# DATA IN THIS EXERCISE:
## Start

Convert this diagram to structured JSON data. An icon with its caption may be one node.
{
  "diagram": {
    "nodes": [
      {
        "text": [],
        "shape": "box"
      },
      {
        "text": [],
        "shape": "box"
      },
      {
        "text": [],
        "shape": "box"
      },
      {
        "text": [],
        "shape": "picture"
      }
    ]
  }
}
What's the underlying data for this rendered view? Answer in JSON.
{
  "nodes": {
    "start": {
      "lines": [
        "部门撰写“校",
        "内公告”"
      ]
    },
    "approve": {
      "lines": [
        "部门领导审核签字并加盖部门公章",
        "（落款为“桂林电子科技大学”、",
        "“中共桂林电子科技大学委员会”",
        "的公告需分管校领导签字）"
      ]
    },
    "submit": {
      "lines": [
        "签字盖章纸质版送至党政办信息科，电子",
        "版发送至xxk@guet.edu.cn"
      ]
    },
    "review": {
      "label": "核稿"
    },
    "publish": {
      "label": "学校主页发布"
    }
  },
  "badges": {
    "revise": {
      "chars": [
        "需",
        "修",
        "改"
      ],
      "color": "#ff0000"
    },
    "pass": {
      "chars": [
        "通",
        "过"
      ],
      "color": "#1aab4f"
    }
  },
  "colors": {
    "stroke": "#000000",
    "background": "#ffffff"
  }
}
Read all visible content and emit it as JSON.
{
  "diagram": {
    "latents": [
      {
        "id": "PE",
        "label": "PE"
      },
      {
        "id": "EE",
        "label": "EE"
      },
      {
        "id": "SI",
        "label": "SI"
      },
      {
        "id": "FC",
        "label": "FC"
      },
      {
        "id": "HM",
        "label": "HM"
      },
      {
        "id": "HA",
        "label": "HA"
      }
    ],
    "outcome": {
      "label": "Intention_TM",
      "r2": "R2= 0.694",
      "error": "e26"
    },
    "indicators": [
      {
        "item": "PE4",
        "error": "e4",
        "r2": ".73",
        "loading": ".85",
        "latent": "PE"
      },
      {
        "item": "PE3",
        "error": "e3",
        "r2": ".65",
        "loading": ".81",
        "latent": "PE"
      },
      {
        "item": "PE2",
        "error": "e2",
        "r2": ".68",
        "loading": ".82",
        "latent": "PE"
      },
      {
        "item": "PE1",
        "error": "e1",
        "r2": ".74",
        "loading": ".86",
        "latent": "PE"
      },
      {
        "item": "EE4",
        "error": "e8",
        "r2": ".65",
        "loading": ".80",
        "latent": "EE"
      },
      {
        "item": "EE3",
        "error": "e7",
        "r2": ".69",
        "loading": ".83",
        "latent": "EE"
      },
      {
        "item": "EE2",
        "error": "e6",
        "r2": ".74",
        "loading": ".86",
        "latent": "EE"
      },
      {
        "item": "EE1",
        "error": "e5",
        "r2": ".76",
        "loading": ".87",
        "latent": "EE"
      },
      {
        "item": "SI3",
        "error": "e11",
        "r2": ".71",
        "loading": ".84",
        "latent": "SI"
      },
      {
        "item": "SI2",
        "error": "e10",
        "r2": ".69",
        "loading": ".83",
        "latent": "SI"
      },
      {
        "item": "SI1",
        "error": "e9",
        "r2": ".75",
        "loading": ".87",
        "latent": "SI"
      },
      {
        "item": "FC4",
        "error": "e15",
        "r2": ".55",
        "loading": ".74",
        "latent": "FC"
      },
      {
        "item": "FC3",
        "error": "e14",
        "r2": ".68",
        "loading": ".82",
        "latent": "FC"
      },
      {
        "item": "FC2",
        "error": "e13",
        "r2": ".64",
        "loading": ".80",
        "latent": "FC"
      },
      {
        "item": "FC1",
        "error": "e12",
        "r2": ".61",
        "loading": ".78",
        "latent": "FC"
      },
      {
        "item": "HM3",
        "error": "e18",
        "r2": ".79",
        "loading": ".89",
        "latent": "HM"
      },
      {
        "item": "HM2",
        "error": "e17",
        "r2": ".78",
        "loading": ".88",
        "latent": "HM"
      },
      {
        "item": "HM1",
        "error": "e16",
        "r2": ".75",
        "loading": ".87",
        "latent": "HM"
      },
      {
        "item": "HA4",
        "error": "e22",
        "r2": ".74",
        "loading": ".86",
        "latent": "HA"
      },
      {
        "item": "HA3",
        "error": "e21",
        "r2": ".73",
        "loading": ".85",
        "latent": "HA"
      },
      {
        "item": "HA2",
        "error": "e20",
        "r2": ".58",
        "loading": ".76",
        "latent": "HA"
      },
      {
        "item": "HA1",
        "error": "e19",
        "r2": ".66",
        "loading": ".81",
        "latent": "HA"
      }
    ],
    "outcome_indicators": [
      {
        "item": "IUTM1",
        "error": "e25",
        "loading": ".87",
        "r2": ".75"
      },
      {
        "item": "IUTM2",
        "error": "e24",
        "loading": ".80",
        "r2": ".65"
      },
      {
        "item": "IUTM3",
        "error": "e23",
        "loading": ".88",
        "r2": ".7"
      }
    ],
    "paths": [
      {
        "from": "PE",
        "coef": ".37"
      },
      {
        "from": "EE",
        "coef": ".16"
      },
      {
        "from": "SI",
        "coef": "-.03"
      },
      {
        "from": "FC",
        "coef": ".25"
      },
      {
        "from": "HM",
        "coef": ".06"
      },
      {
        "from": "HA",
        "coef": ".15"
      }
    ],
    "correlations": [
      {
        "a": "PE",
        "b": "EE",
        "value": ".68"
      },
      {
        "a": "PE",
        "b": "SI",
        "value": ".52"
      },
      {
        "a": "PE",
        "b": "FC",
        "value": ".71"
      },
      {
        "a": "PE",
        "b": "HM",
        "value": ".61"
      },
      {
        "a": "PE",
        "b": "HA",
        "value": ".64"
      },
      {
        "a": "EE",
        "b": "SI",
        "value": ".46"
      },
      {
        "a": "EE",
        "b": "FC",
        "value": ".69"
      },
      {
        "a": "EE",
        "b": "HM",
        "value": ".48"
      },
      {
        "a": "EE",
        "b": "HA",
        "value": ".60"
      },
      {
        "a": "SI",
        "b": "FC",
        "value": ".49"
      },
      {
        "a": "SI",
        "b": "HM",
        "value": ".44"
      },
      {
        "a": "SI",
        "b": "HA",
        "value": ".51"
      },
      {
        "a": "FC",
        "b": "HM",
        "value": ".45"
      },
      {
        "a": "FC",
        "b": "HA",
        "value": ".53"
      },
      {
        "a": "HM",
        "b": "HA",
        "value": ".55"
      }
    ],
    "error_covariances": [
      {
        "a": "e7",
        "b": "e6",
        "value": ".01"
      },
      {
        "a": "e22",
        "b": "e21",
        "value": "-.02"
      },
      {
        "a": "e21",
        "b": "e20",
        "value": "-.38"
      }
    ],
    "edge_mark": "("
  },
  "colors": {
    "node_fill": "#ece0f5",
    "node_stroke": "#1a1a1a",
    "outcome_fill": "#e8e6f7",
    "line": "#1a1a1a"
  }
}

## End

# PROBLEM TO WORK ON:
Please reproduce the entire listing, exactly as shown.

# CORRECT RESPONSE:
Convert this diagram to structured JSON data. An icon with its caption may be one node.
{
  "diagram": {
    "nodes": [
      {
        "text": [],
        "shape": "box"
      },
      {
        "text": [],
        "shape": "box"
      },
      {
        "text": [],
        "shape": "box"
      },
      {
        "text": [],
        "shape": "picture"
      }
    ]
  }
}
What's the underlying data for this rendered view? Answer in JSON.
{
  "nodes": {
    "start": {
      "lines": [
        "部门撰写“校",
        "内公告”"
      ]
    },
    "approve": {
      "lines": [
        "部门领导审核签字并加盖部门公章",
        "（落款为“桂林电子科技大学”、",
        "“中共桂林电子科技大学委员会”",
        "的公告需分管校领导签字）"
      ]
    },
    "submit": {
      "lines": [
        "签字盖章纸质版送至党政办信息科，电子",
        "版发送至xxk@guet.edu.cn"
      ]
    },
    "review": {
      "label": "核稿"
    },
    "publish": {
      "label": "学校主页发布"
    }
  },
  "badges": {
    "revise": {
      "chars": [
        "需",
        "修",
        "改"
      ],
      "color": "#ff0000"
    },
    "pass": {
      "chars": [
        "通",
        "过"
      ],
      "color": "#1aab4f"
    }
  },
  "colors": {
    "stroke": "#000000",
    "background": "#ffffff"
  }
}
Read all visible content and emit it as JSON.
{
  "diagram": {
    "latents": [
      {
        "id": "PE",
        "label": "PE"
      },
      {
        "id": "EE",
        "label": "EE"
      },
      {
        "id": "SI",
        "label": "SI"
      },
      {
        "id": "FC",
        "label": "FC"
      },
      {
        "id": "HM",
        "label": "HM"
      },
      {
        "id": "HA",
        "label": "HA"
      }
    ],
    "outcome": {
      "label": "Intention_TM",
      "r2": "R2= 0.694",
      "error": "e26"
    },
    "indicators": [
      {
        "item": "PE4",
        "error": "e4",
        "r2": ".73",
        "loading": ".85",
        "latent": "PE"
      },
      {
        "item": "PE3",
        "error": "e3",
        "r2": ".65",
        "loading": ".81",
        "latent": "PE"
      },
      {
        "item": "PE2",
        "error": "e2",
        "r2": ".68",
        "loading": ".82",
        "latent": "PE"
      },
      {
        "item": "PE1",
        "error": "e1",
        "r2": ".74",
        "loading": ".86",
        "latent": "PE"
      },
      {
        "item": "EE4",
        "error": "e8",
        "r2": ".65",
        "loading": ".80",
        "latent": "EE"
      },
      {
        "item": "EE3",
        "error": "e7",
        "r2": ".69",
        "loading": ".83",
        "latent": "EE"
      },
      {
        "item": "EE2",
        "error": "e6",
        "r2": ".74",
        "loading": ".86",
        "latent": "EE"
      },
      {
        "item": "EE1",
        "error": "e5",
        "r2": ".76",
        "loading": ".87",
        "latent": "EE"
      },
      {
        "item": "SI3",
        "error": "e11",
        "r2": ".71",
        "loading": ".84",
        "latent": "SI"
      },
      {
        "item": "SI2",
        "error": "e10",
        "r2": ".69",
        "loading": ".83",
        "latent": "SI"
      },
      {
        "item": "SI1",
        "error": "e9",
        "r2": ".75",
        "loading": ".87",
        "latent": "SI"
      },
      {
        "item": "FC4",
        "error": "e15",
        "r2": ".55",
        "loading": ".74",
        "latent": "FC"
      },
      {
        "item": "FC3",
        "error": "e14",
        "r2": ".68",
        "loading": ".82",
        "latent": "FC"
      },
      {
        "item": "FC2",
        "error": "e13",
        "r2": ".64",
        "loading": ".80",
        "latent": "FC"
      },
      {
        "item": "FC1",
        "error": "e12",
        "r2": ".61",
        "loading": ".78",
        "latent": "FC"
      },
      {
        "item": "HM3",
        "error": "e18",
        "r2": ".79",
        "loading": ".89",
        "latent": "HM"
      },
      {
        "item": "HM2",
        "error": "e17",
        "r2": ".78",
        "loading": ".88",
        "latent": "HM"
      },
      {
        "item": "HM1",
        "error": "e16",
        "r2": ".75",
        "loading": ".87",
        "latent": "HM"
      },
      {
        "item": "HA4",
        "error": "e22",
        "r2": ".74",
        "loading": ".86",
        "latent": "HA"
      },
      {
        "item": "HA3",
        "error": "e21",
        "r2": ".73",
        "loading": ".85",
        "latent": "HA"
      },
      {
        "item": "HA2",
        "error": "e20",
        "r2": ".58",
        "loading": ".76",
        "latent": "HA"
      },
      {
        "item": "HA1",
        "error": "e19",
        "r2": ".66",
        "loading": ".81",
        "latent": "HA"
      }
    ],
    "outcome_indicators": [
      {
        "item": "IUTM1",
        "error": "e25",
        "loading": ".87",
        "r2": ".75"
      },
      {
        "item": "IUTM2",
        "error": "e24",
        "loading": ".80",
        "r2": ".65"
      },
      {
        "item": "IUTM3",
        "error": "e23",
        "loading": ".88",
        "r2": ".7"
      }
    ],
    "paths": [
      {
        "from": "PE",
        "coef": ".37"
      },
      {
        "from": "EE",
        "coef": ".16"
      },
      {
        "from": "SI",
        "coef": "-.03"
      },
      {
        "from": "FC",
        "coef": ".25"
      },
      {
        "from": "HM",
        "coef": ".06"
      },
      {
        "from": "HA",
        "coef": ".15"
      }
    ],
    "correlations": [
      {
        "a": "PE",
        "b": "EE",
        "value": ".68"
      },
      {
        "a": "PE",
        "b": "SI",
        "value": ".52"
      },
      {
        "a": "PE",
        "b": "FC",
        "value": ".71"
      },
      {
        "a": "PE",
        "b": "HM",
        "value": ".61"
      },
      {
        "a": "PE",
        "b": "HA",
        "value": ".64"
      },
      {
        "a": "EE",
        "b": "SI",
        "value": ".46"
      },
      {
        "a": "EE",
        "b": "FC",
        "value": ".69"
      },
      {
        "a": "EE",
        "b": "HM",
        "value": ".48"
      },
      {
        "a": "EE",
        "b": "HA",
        "value": ".60"
      },
      {
        "a": "SI",
        "b": "FC",
        "value": ".49"
      },
      {
        "a": "SI",
        "b": "HM",
        "value": ".44"
      },
      {
        "a": "SI",
        "b": "HA",
        "value": ".51"
      },
      {
        "a": "FC",
        "b": "HM",
        "value": ".45"
      },
      {
        "a": "FC",
        "b": "HA",
        "value": ".53"
      },
      {
        "a": "HM",
        "b": "HA",
        "value": ".55"
      }
    ],
    "error_covariances": [
      {
        "a": "e7",
        "b": "e6",
        "value": ".01"
      },
      {
        "a": "e22",
        "b": "e21",
        "value": "-.02"
      },
      {
        "a": "e21",
        "b": "e20",
        "value": "-.38"
      }
    ],
    "edge_mark": "("
  },
  "colors": {
    "node_fill": "#ece0f5",
    "node_stroke": "#1a1a1a",
    "outcome_fill": "#e8e6f7",
    "line": "#1a1a1a"
  }
}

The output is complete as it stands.